Exercise requirements:
Pull every line with the word "this" out of the entries below.

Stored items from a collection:
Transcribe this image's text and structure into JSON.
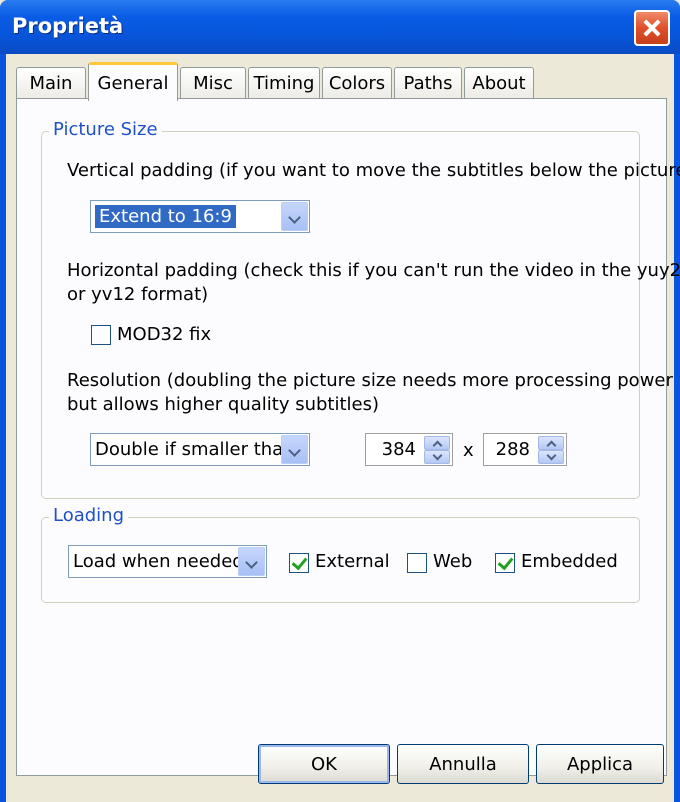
{
  "window": {
    "title": "Proprietà"
  },
  "tabs": [
    {
      "label": "Main"
    },
    {
      "label": "General",
      "active": true
    },
    {
      "label": "Misc"
    },
    {
      "label": "Timing"
    },
    {
      "label": "Colors"
    },
    {
      "label": "Paths"
    },
    {
      "label": "About"
    }
  ],
  "picture_size": {
    "title": "Picture Size",
    "vertical_label": "Vertical padding (if you want to move the subtitles below the picture)",
    "vertical_value": "Extend to 16:9",
    "horizontal_label_1": "Horizontal padding (check this if you can't run the video in the yuy2",
    "horizontal_label_2": "or yv12 format)",
    "mod32_label": "MOD32 fix",
    "mod32_checked": false,
    "resolution_label_1": "Resolution (doubling the picture size needs more processing power",
    "resolution_label_2": "but allows higher quality subtitles)",
    "resolution_mode": "Double if smaller than",
    "width": "384",
    "separator": "x",
    "height": "288"
  },
  "loading": {
    "title": "Loading",
    "mode": "Load when needed",
    "external_label": "External",
    "external_checked": true,
    "web_label": "Web",
    "web_checked": false,
    "embedded_label": "Embedded",
    "embedded_checked": true
  },
  "buttons": {
    "ok": "OK",
    "cancel": "Annulla",
    "apply": "Applica"
  },
  "icons": [
    "close-icon",
    "chevron-down-icon",
    "spin-up-icon",
    "spin-down-icon",
    "checkmark-icon"
  ],
  "colors": {
    "titlebar": "#0a55e0",
    "group_title": "#2050c8",
    "selection": "#316ac5",
    "check": "#21a121"
  }
}
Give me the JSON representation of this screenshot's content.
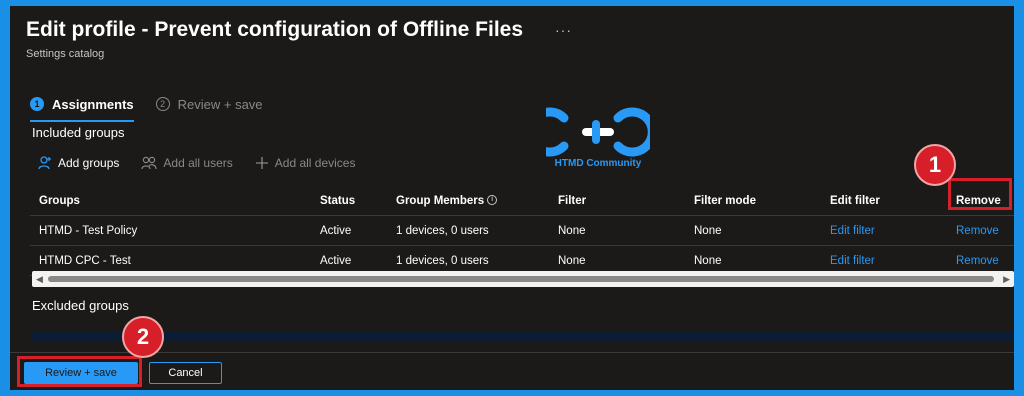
{
  "header": {
    "title": "Edit profile - Prevent configuration of Offline Files",
    "more": "···",
    "subtitle": "Settings catalog"
  },
  "tabs": [
    {
      "number": "1",
      "label": "Assignments",
      "active": true
    },
    {
      "number": "2",
      "label": "Review + save",
      "active": false
    }
  ],
  "watermark": {
    "text": "HTMD Community"
  },
  "included": {
    "label": "Included groups",
    "actions": {
      "add_groups": "Add groups",
      "add_all_users": "Add all users",
      "add_all_devices": "Add all devices"
    },
    "columns": [
      "Groups",
      "Status",
      "Group Members",
      "Filter",
      "Filter mode",
      "Edit filter",
      "Remove"
    ],
    "rows": [
      {
        "group": "HTMD - Test Policy",
        "status": "Active",
        "members": "1 devices, 0 users",
        "filter": "None",
        "filter_mode": "None",
        "edit_filter": "Edit filter",
        "remove": "Remove"
      },
      {
        "group": "HTMD CPC - Test",
        "status": "Active",
        "members": "1 devices, 0 users",
        "filter": "None",
        "filter_mode": "None",
        "edit_filter": "Edit filter",
        "remove": "Remove"
      }
    ]
  },
  "excluded": {
    "label": "Excluded groups"
  },
  "footer": {
    "primary_label": "Review + save",
    "secondary_label": "Cancel"
  },
  "callouts": {
    "one": "1",
    "two": "2"
  },
  "colors": {
    "accent": "#2899f5",
    "callout": "#d71f2a",
    "frame": "#1a8fe6",
    "background": "#1b1a19"
  },
  "icons": [
    "more-icon",
    "person-add-icon",
    "people-icon",
    "plus-icon",
    "info-icon"
  ]
}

Response:
Transcribe this image's text and structure into JSON.
    "horizontal_label_1": "Horizontal padding (check this if you can't run the video in the yuy2",
Give me the JSON representation of this screenshot's content.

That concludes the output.